* **Direction**:
Set down the material once more, exactly as it appears.

* **Given information**:
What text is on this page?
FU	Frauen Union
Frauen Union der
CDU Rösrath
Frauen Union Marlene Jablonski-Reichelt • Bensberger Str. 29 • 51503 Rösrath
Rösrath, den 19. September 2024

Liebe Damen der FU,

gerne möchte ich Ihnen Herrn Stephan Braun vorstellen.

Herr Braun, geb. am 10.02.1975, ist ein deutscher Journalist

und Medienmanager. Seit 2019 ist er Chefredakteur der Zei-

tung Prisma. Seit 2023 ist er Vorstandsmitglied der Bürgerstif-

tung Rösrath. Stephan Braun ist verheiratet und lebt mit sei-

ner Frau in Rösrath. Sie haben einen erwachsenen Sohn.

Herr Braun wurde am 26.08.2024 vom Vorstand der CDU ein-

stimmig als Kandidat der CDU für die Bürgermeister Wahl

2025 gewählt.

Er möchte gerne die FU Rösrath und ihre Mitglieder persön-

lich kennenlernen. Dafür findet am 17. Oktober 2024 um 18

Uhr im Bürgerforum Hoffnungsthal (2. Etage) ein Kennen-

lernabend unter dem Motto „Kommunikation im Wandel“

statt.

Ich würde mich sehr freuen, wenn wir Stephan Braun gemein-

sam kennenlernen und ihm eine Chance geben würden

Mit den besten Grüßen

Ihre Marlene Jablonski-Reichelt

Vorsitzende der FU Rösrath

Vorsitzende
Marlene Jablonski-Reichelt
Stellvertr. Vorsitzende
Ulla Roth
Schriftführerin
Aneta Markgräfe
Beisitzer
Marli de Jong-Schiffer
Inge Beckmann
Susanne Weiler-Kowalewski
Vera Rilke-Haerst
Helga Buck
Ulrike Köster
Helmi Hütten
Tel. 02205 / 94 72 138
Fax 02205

* **Response to the task**:
What text is on this page?
FU	Frauen Union
Frauen Union der
CDU Rösrath
Frauen Union Marlene Jablonski-Reichelt • Bensberger Str. 29 • 51503 Rösrath
Rösrath, den 19. September 2024

Liebe Damen der FU,

gerne möchte ich Ihnen Herrn Stephan Braun vorstellen.

Herr Braun, geb. am 10.02.1975, ist ein deutscher Journalist

und Medienmanager. Seit 2019 ist er Chefredakteur der Zei-

tung Prisma. Seit 2023 ist er Vorstandsmitglied der Bürgerstif-

tung Rösrath. Stephan Braun ist verheiratet und lebt mit sei-

ner Frau in Rösrath. Sie haben einen erwachsenen Sohn.

Herr Braun wurde am 26.08.2024 vom Vorstand der CDU ein-

stimmig als Kandidat der CDU für die Bürgermeister Wahl

2025 gewählt.

Er möchte gerne die FU Rösrath und ihre Mitglieder persön-

lich kennenlernen. Dafür findet am 17. Oktober 2024 um 18

Uhr im Bürgerforum Hoffnungsthal (2. Etage) ein Kennen-

lernabend unter dem Motto „Kommunikation im Wandel“

statt.

Ich würde mich sehr freuen, wenn wir Stephan Braun gemein-

sam kennenlernen und ihm eine Chance geben würden

Mit den besten Grüßen

Ihre Marlene Jablonski-Reichelt

Vorsitzende der FU Rösrath

Vorsitzende
Marlene Jablonski-Reichelt
Stellvertr. Vorsitzende
Ulla Roth
Schriftführerin
Aneta Markgräfe
Beisitzer
Marli de Jong-Schiffer
Inge Beckmann
Susanne Weiler-Kowalewski
Vera Rilke-Haerst
Helga Buck
Ulrike Köster
Helmi Hütten
Tel. 02205 / 94 72 138
Fax 02205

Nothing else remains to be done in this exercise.